— Start of MATERIAL FOR THIS EXERCISE —
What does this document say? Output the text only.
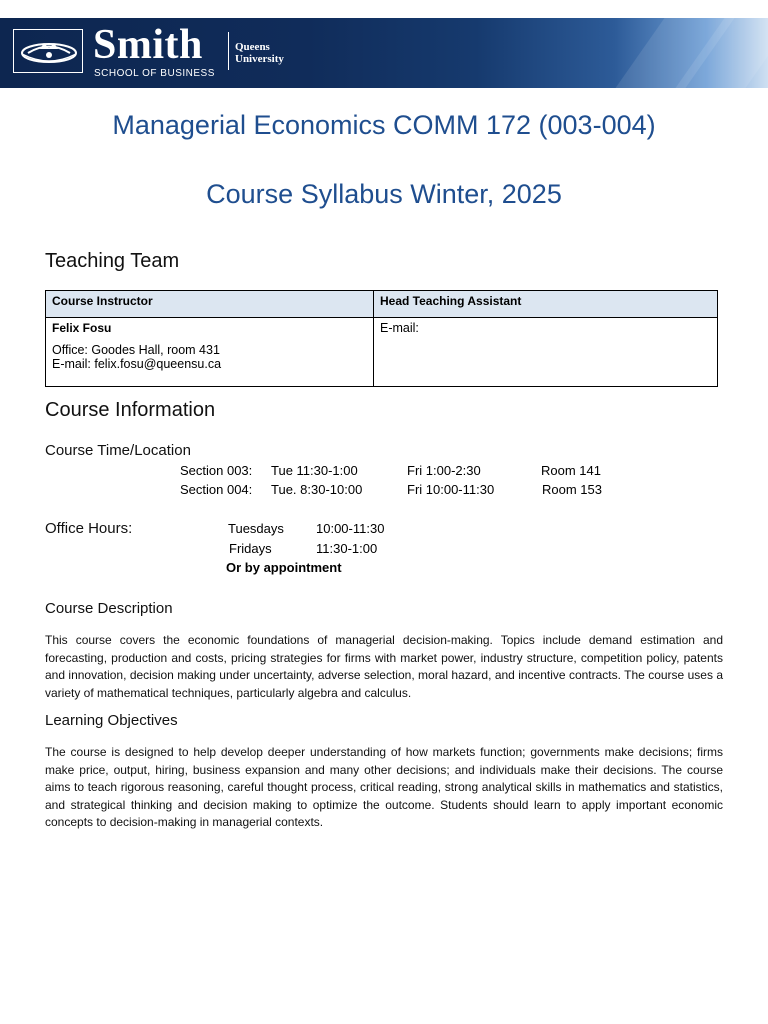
Smith
SCHOOL OF BUSINESS
Queens
University
Managerial Economics COMM 172 (003-004)
Course Syllabus Winter, 2025
Teaching Team
Course Instructor	Head Teaching Assistant

Felix Fosu
Office: Goodes Hall, room 431
E-mail: felix.fosu@queensu.ca	E-mail:
Course Information
Course Time/Location
Section 003: Tue 11:30-1:00	Fri 1:00-2:30	Room 141
Section 004: Tue. 8:30-10:00	Fri 10:00-11:30	Room 153
Office Hours:	Tuesdays 10:00-11:30
Fridays	11:30-1:00
Or by appointment
Course Description
This course covers the economic foundations of managerial decision-making. Topics include demand estimation and forecasting, production and costs, pricing strategies for firms with market power, industry structure, competition policy, patents and innovation, decision making under uncertainty, adverse selection, moral hazard, and incentive contracts. The course uses a variety of mathematical techniques, particularly algebra and calculus.
Learning Objectives
The course is designed to help develop deeper understanding of how markets function; governments make decisions; firms make price, output, hiring, business expansion and many other decisions; and individuals make their decisions. The course aims to teach rigorous reasoning, careful thought process, critical reading, strong analytical skills in mathematics and statistics, and strategical thinking and decision making to optimize the outcome. Students should learn to apply important economic concepts to decision-making in managerial contexts.
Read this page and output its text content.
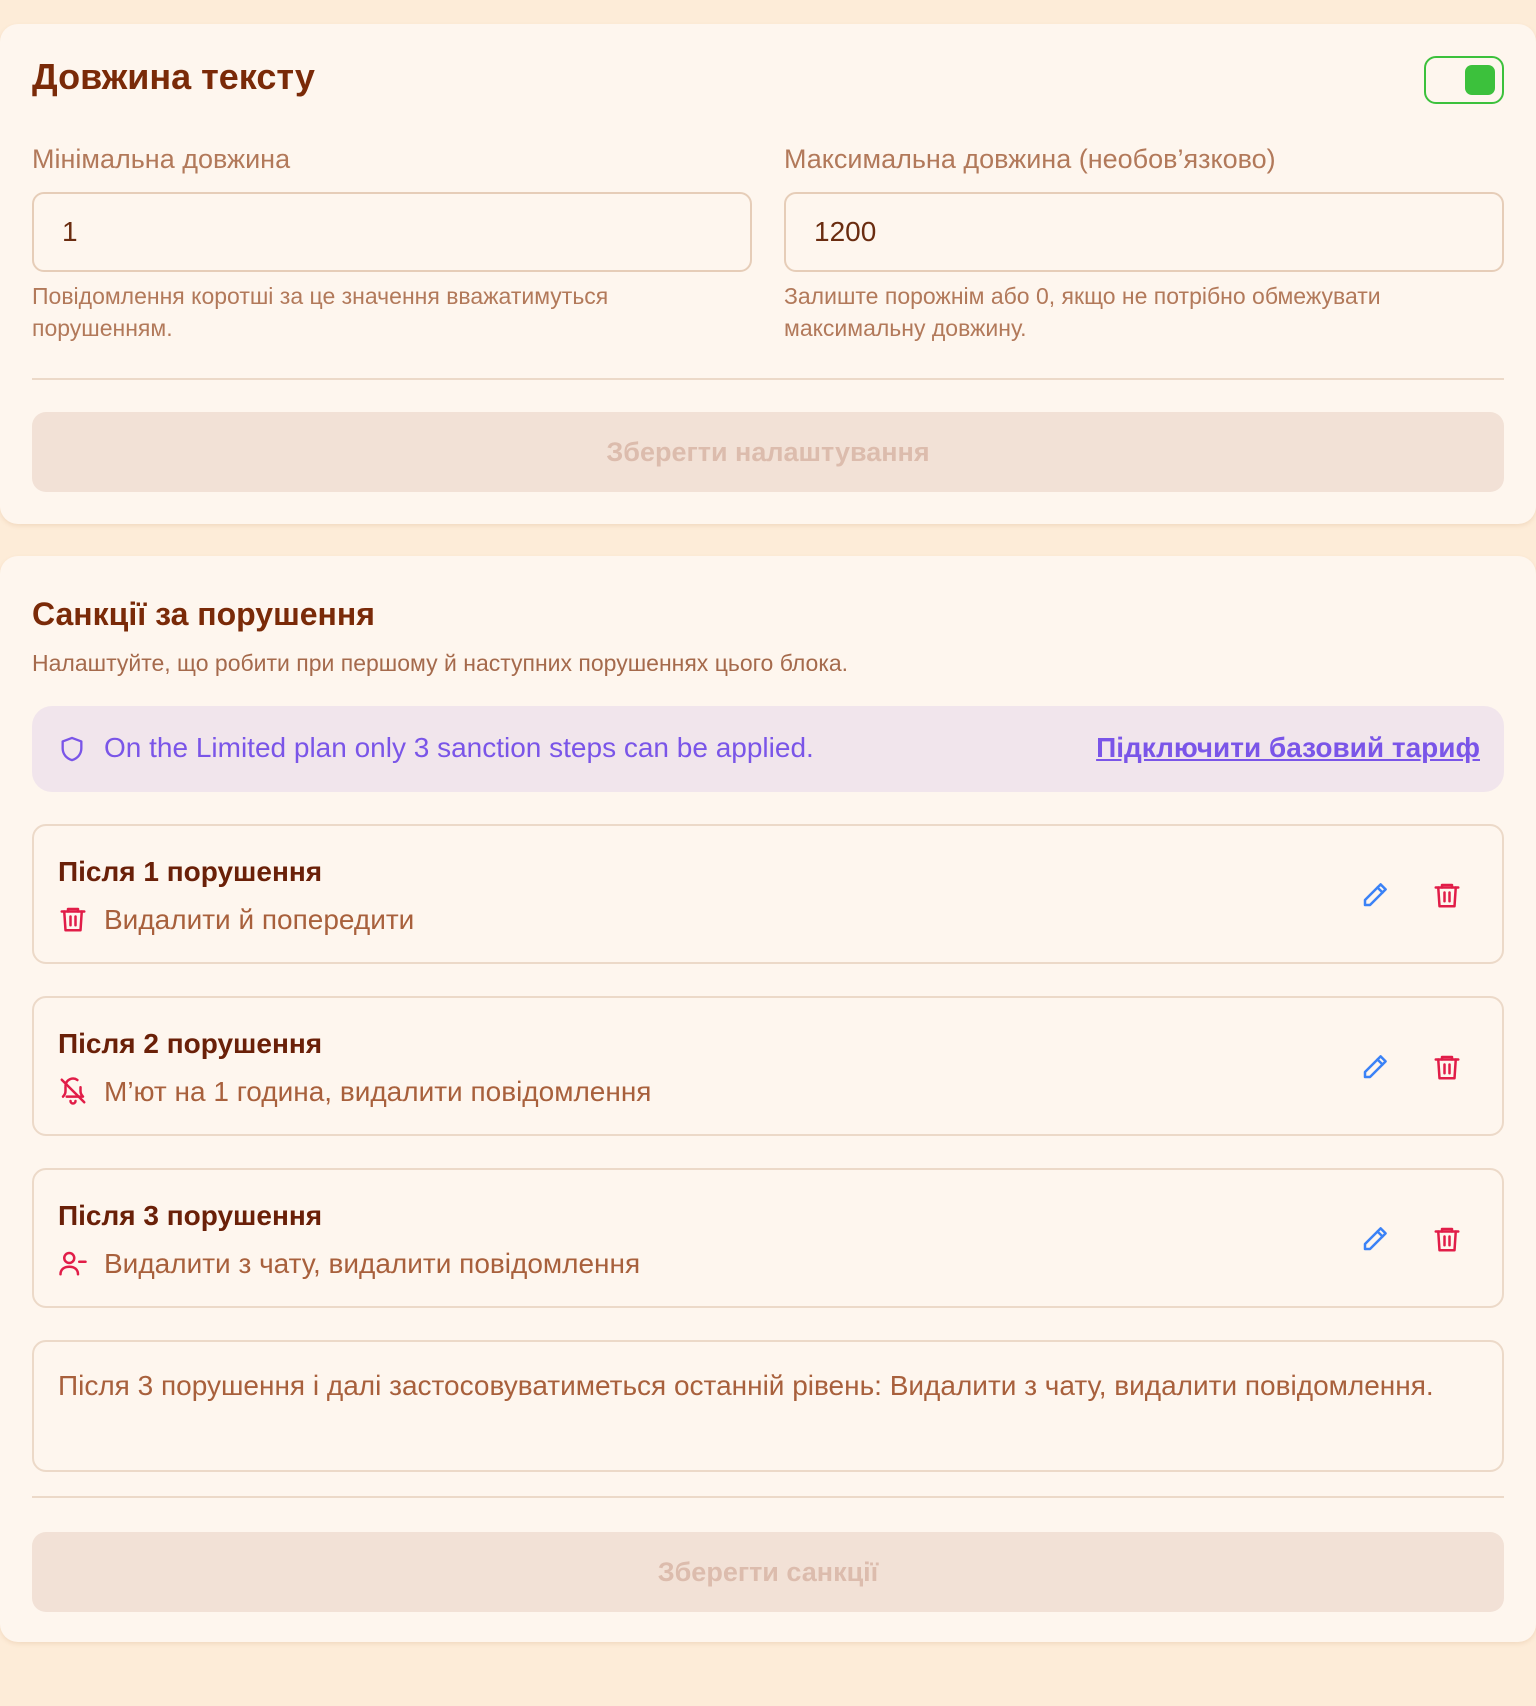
Довжина тексту
Мінімальна довжина
1
Повідомлення коротші за це значення вважатимуться порушенням.
Максимальна довжина (необов’язково)
1200
Залиште порожнім або 0, якщо не потрібно обмежувати максимальну довжину.
Зберегти налаштування
Санкції за порушення
Налаштуйте, що робити при першому й наступних порушеннях цього блока.
On the Limited plan only 3 sanction steps can be applied.	Підключити базовий тариф
Після 1 порушення
Видалити й попередити
Після 2 порушення
М’ют на 1 година, видалити повідомлення
Після 3 порушення
Видалити з чату, видалити повідомлення
Після 3 порушення і далі застосовуватиметься останній рівень: Видалити з чату, видалити повідомлення.
Зберегти санкції
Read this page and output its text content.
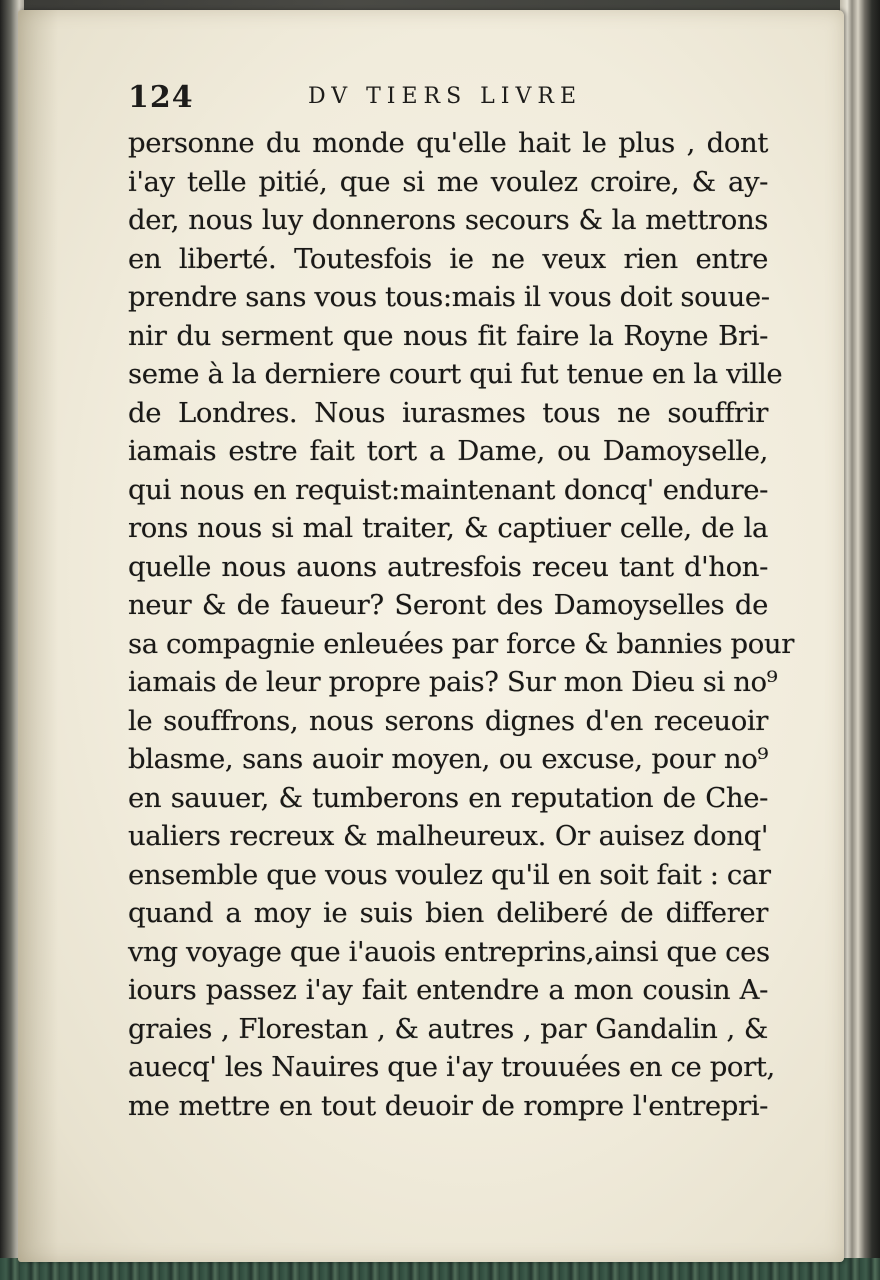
124	DV TIERS LIVRE
personne du monde qu'elle hait le plus , dont
i'ay telle pitié, que si me voulez croire, & ay-
der, nous luy donnerons secours & la mettrons
en liberté. Toutesfois ie ne veux rien entre
prendre sans vous tous:mais il vous doit souue-
nir du serment que nous fit faire la Royne Bri-
seme à la derniere court qui fut tenue en la ville
de Londres. Nous iurasmes tous ne souffrir
iamais estre fait tort a Dame, ou Damoyselle,
qui nous en requist:maintenant doncq' endure-
rons nous si mal traiter, & captiuer celle, de la
quelle nous auons autresfois receu tant d'hon-
neur & de faueur? Seront des Damoyselles de
sa compagnie enleuées par force & bannies pour
iamais de leur propre pais? Sur mon Dieu si no⁹
le souffrons, nous serons dignes d'en receuoir
blasme, sans auoir moyen, ou excuse, pour no⁹
en sauuer, & tumberons en reputation de Che-
ualiers recreux & malheureux. Or auisez donq'
ensemble que vous voulez qu'il en soit fait : car
quand a moy ie suis bien deliberé de differer
vng voyage que i'auois entreprins,ainsi que ces
iours passez i'ay fait entendre a mon cousin A-
graies , Florestan , & autres , par Gandalin , &
auecq' les Nauires que i'ay trouuées en ce port,
me mettre en tout deuoir de rompre l'entrepri-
— End of MATERIAL FOR THIS EXERCISE —
*TASK DESCRIPTION:* Print the complete listing exactly as it stands, without its pictures.

*RESPONSE TO THE EXERCISE:*
What does this document say? Output the text only.
Smith
SCHOOL OF BUSINESS
Queens
University
Managerial Economics COMM 172 (003-004)
Course Syllabus Winter, 2025
Teaching Team
Course Instructor	Head Teaching Assistant

Felix Fosu
Office: Goodes Hall, room 431
E-mail: felix.fosu@queensu.ca	E-mail:
Course Information
Course Time/Location
Section 003: Tue 11:30-1:00	Fri 1:00-2:30	Room 141
Section 004: Tue. 8:30-10:00	Fri 10:00-11:30	Room 153
Office Hours:	Tuesdays 10:00-11:30
Fridays	11:30-1:00
Or by appointment
Course Description
This course covers the economic foundations of managerial decision-making. Topics include demand estimation and forecasting, production and costs, pricing strategies for firms with market power, industry structure, competition policy, patents and innovation, decision making under uncertainty, adverse selection, moral hazard, and incentive contracts. The course uses a variety of mathematical techniques, particularly algebra and calculus.
Learning Objectives
The course is designed to help develop deeper understanding of how markets function; governments make decisions; firms make price, output, hiring, business expansion and many other decisions; and individuals make their decisions. The course aims to teach rigorous reasoning, careful thought process, critical reading, strong analytical skills in mathematics and statistics, and strategical thinking and decision making to optimize the outcome. Students should learn to apply important economic concepts to decision-making in managerial contexts.
Read this page and output its text content.
Довжина тексту
Мінімальна довжина
1
Повідомлення коротші за це значення вважатимуться порушенням.
Максимальна довжина (необов’язково)
1200
Залиште порожнім або 0, якщо не потрібно обмежувати максимальну довжину.
Зберегти налаштування
Санкції за порушення
Налаштуйте, що робити при першому й наступних порушеннях цього блока.
On the Limited plan only 3 sanction steps can be applied.	Підключити базовий тариф
Після 1 порушення
Видалити й попередити
Після 2 порушення
М’ют на 1 година, видалити повідомлення
Після 3 порушення
Видалити з чату, видалити повідомлення
Після 3 порушення і далі застосовуватиметься останній рівень: Видалити з чату, видалити повідомлення.
Зберегти санкції
Read this page and output its text content.
124	DV TIERS LIVRE
personne du monde qu'elle hait le plus , dont
i'ay telle pitié, que si me voulez croire, & ay-
der, nous luy donnerons secours & la mettrons
en liberté. Toutesfois ie ne veux rien entre
prendre sans vous tous:mais il vous doit souue-
nir du serment que nous fit faire la Royne Bri-
seme à la derniere court qui fut tenue en la ville
de Londres. Nous iurasmes tous ne souffrir
iamais estre fait tort a Dame, ou Damoyselle,
qui nous en requist:maintenant doncq' endure-
rons nous si mal traiter, & captiuer celle, de la
quelle nous auons autresfois receu tant d'hon-
neur & de faueur? Seront des Damoyselles de
sa compagnie enleuées par force & bannies pour
iamais de leur propre pais? Sur mon Dieu si no⁹
le souffrons, nous serons dignes d'en receuoir
blasme, sans auoir moyen, ou excuse, pour no⁹
en sauuer, & tumberons en reputation de Che-
ualiers recreux & malheureux. Or auisez donq'
ensemble que vous voulez qu'il en soit fait : car
quand a moy ie suis bien deliberé de differer
vng voyage que i'auois entreprins,ainsi que ces
iours passez i'ay fait entendre a mon cousin A-
graies , Florestan , & autres , par Gandalin , &
auecq' les Nauires que i'ay trouuées en ce port,
me mettre en tout deuoir de rompre l'entrepri-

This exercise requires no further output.